**Stated goal**. Can you put every line of the records below into a numbered list, skipping blank lines and leaving the pictures out?

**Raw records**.
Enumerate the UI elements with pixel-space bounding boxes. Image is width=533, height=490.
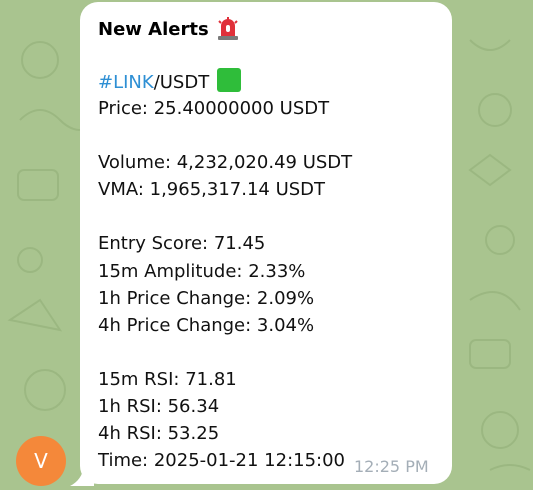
rsi-4h-line: 4h RSI: 53.25 bbox=[98, 423, 220, 444]
green-square-icon bbox=[217, 68, 242, 92]
rsi-15m-line: 15m RSI: 71.81 bbox=[98, 369, 237, 390]
message-timestamp: 12:25 PM bbox=[354, 457, 429, 476]
trading-pair: #LINK/USDT bbox=[98, 68, 242, 96]
message-header: New Alerts bbox=[98, 16, 239, 42]
pair-quote: /USDT bbox=[153, 72, 210, 93]
price-line: Price: 25.40000000 USDT bbox=[98, 98, 330, 119]
price-change-1h-line: 1h Price Change: 2.09% bbox=[98, 288, 315, 309]
price-change-4h-line: 4h Price Change: 3.04% bbox=[98, 315, 315, 336]
avatar[interactable]: V bbox=[16, 436, 66, 486]
amplitude-15m-line: 15m Amplitude: 2.33% bbox=[98, 261, 306, 282]
rsi-1h-line: 1h RSI: 56.34 bbox=[98, 396, 220, 417]
pair-hashtag-link[interactable]: #LINK bbox=[98, 72, 154, 93]
message-bubble: New Alerts #LINK/USDT Price: 25.40000000… bbox=[80, 2, 452, 484]
siren-icon bbox=[217, 17, 238, 40]
entry-score-line: Entry Score: 71.45 bbox=[98, 233, 266, 254]
message-title: New Alerts bbox=[98, 18, 209, 40]
vma-line: VMA: 1,965,317.14 USDT bbox=[98, 179, 326, 200]
volume-line: Volume: 4,232,020.49 USDT bbox=[98, 152, 353, 173]
time-line: Time: 2025-01-21 12:15:00 bbox=[98, 450, 346, 471]
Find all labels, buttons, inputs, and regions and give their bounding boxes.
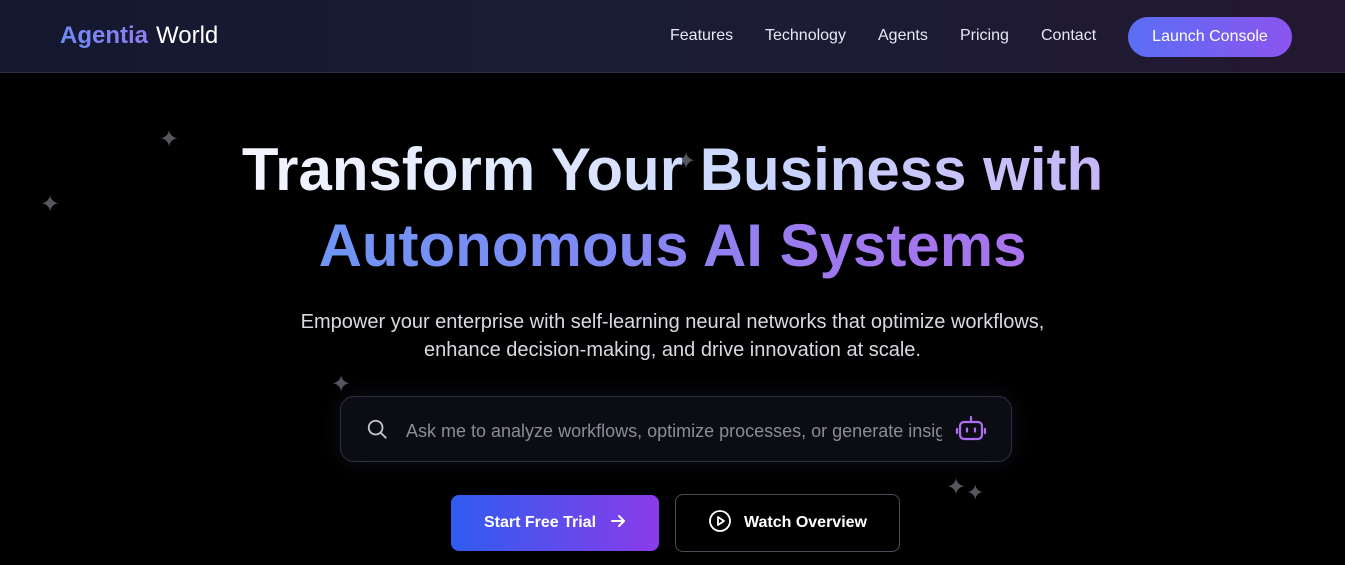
top-navbar: Agentia World Features Technology Agents … [0, 0, 1345, 73]
sparkle-icon: ✦ [946, 474, 967, 501]
brand-name-secondary: World [156, 22, 219, 49]
nav-link-technology[interactable]: Technology [765, 26, 846, 46]
play-circle-icon [708, 509, 732, 538]
watch-overview-button[interactable]: Watch Overview [675, 494, 900, 552]
sparkle-icon: ✦ [331, 371, 352, 398]
nav-link-agents[interactable]: Agents [878, 26, 928, 46]
hero-title-line-2: Autonomous AI Systems [318, 212, 1027, 279]
search-icon [366, 418, 388, 445]
launch-console-button[interactable]: Launch Console [1128, 17, 1292, 57]
ai-prompt-input[interactable] [404, 415, 944, 447]
nav-link-pricing[interactable]: Pricing [960, 26, 1009, 46]
robot-icon[interactable] [955, 414, 987, 449]
hero-subtitle-line-2: enhance decision-making, and drive innov… [424, 339, 921, 361]
start-free-trial-label: Start Free Trial [483, 514, 597, 531]
brand-logo[interactable]: Agentia World [60, 22, 218, 50]
watch-overview-label: Watch Overview [743, 514, 867, 531]
start-free-trial-button[interactable]: Start Free Trial [451, 495, 659, 551]
nav-link-contact[interactable]: Contact [1041, 26, 1096, 46]
ai-prompt-bar [340, 396, 1012, 462]
arrow-right-icon [610, 514, 626, 533]
brand-name-primary: Agentia [60, 22, 149, 49]
hero-title-line-1: Transform Your Business with [241, 136, 1104, 203]
sparkle-icon: ✦ [966, 480, 985, 505]
nav-link-features[interactable]: Features [670, 26, 733, 46]
hero-subtitle-line-1: Empower your enterprise with self-learni… [300, 311, 1045, 333]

**Worked answer**.
1. Enumerate the UI elements with pixel-space bounding boxes. Image is width=533, height=490.
2. rsi-4h-line: 4h RSI: 53.25 bbox=[98, 423, 220, 444]
3. green-square-icon bbox=[217, 68, 242, 92]
4. rsi-15m-line: 15m RSI: 71.81 bbox=[98, 369, 237, 390]
5. message-timestamp: 12:25 PM bbox=[354, 457, 429, 476]
6. trading-pair: #LINK/USDT bbox=[98, 68, 242, 96]
7. message-header: New Alerts bbox=[98, 16, 239, 42]
8. pair-quote: /USDT bbox=[153, 72, 210, 93]
9. price-line: Price: 25.40000000 USDT bbox=[98, 98, 330, 119]
10. price-change-1h-line: 1h Price Change: 2.09% bbox=[98, 288, 315, 309]
11. price-change-4h-line: 4h Price Change: 3.04% bbox=[98, 315, 315, 336]
12. avatar[interactable]: V bbox=[16, 436, 66, 486]
13. amplitude-15m-line: 15m Amplitude: 2.33% bbox=[98, 261, 306, 282]
14. rsi-1h-line: 1h RSI: 56.34 bbox=[98, 396, 220, 417]
15. pair-hashtag-link[interactable]: #LINK bbox=[98, 72, 154, 93]
16. message-bubble: New Alerts #LINK/USDT Price: 25.40000000… bbox=[80, 2, 452, 484]
17. siren-icon bbox=[217, 17, 238, 40]
18. entry-score-line: Entry Score: 71.45 bbox=[98, 233, 266, 254]
19. message-title: New Alerts bbox=[98, 18, 209, 40]
20. vma-line: VMA: 1,965,317.14 USDT bbox=[98, 179, 326, 200]
21. volume-line: Volume: 4,232,020.49 USDT bbox=[98, 152, 353, 173]
22. time-line: Time: 2025-01-21 12:15:00 bbox=[98, 450, 346, 471]
23. Find all labels, buttons, inputs, and regions and give their bounding boxes.
24. top-navbar: Agentia World Features Technology Agents … [0, 0, 1345, 73]
25. sparkle-icon: ✦ [946, 474, 967, 501]
26. brand-name-secondary: World [156, 22, 219, 49]
27. nav-link-technology[interactable]: Technology [765, 26, 846, 46]
28. play-circle-icon [708, 509, 732, 538]
29. watch-overview-button[interactable]: Watch Overview [675, 494, 900, 552]
30. sparkle-icon: ✦ [331, 371, 352, 398]
31. nav-link-agents[interactable]: Agents [878, 26, 928, 46]
32. hero-title-line-2: Autonomous AI Systems [318, 212, 1027, 279]
33. search-icon [366, 418, 388, 445]
34. launch-console-button[interactable]: Launch Console [1128, 17, 1292, 57]
35. ai-prompt-input[interactable] [404, 415, 944, 447]
36. nav-link-pricing[interactable]: Pricing [960, 26, 1009, 46]
37. robot-icon[interactable] [955, 414, 987, 449]
38. hero-subtitle-line-2: enhance decision-making, and drive innov… [424, 339, 921, 361]
39. start-free-trial-label: Start Free Trial [483, 514, 597, 531]
40. brand-logo[interactable]: Agentia World [60, 22, 218, 50]
41. watch-overview-label: Watch Overview [743, 514, 867, 531]
42. start-free-trial-button[interactable]: Start Free Trial [451, 495, 659, 551]
43. nav-link-contact[interactable]: Contact [1041, 26, 1096, 46]
44. ai-prompt-bar [340, 396, 1012, 462]
45. arrow-right-icon [610, 514, 626, 533]
46. brand-name-primary: Agentia [60, 22, 149, 49]
47. hero-title-line-1: Transform Your Business with [241, 136, 1104, 203]
48. sparkle-icon: ✦ [966, 480, 985, 505]
49. nav-link-features[interactable]: Features [670, 26, 733, 46]
50. hero-subtitle-line-1: Empower your enterprise with self-learni… [300, 311, 1045, 333]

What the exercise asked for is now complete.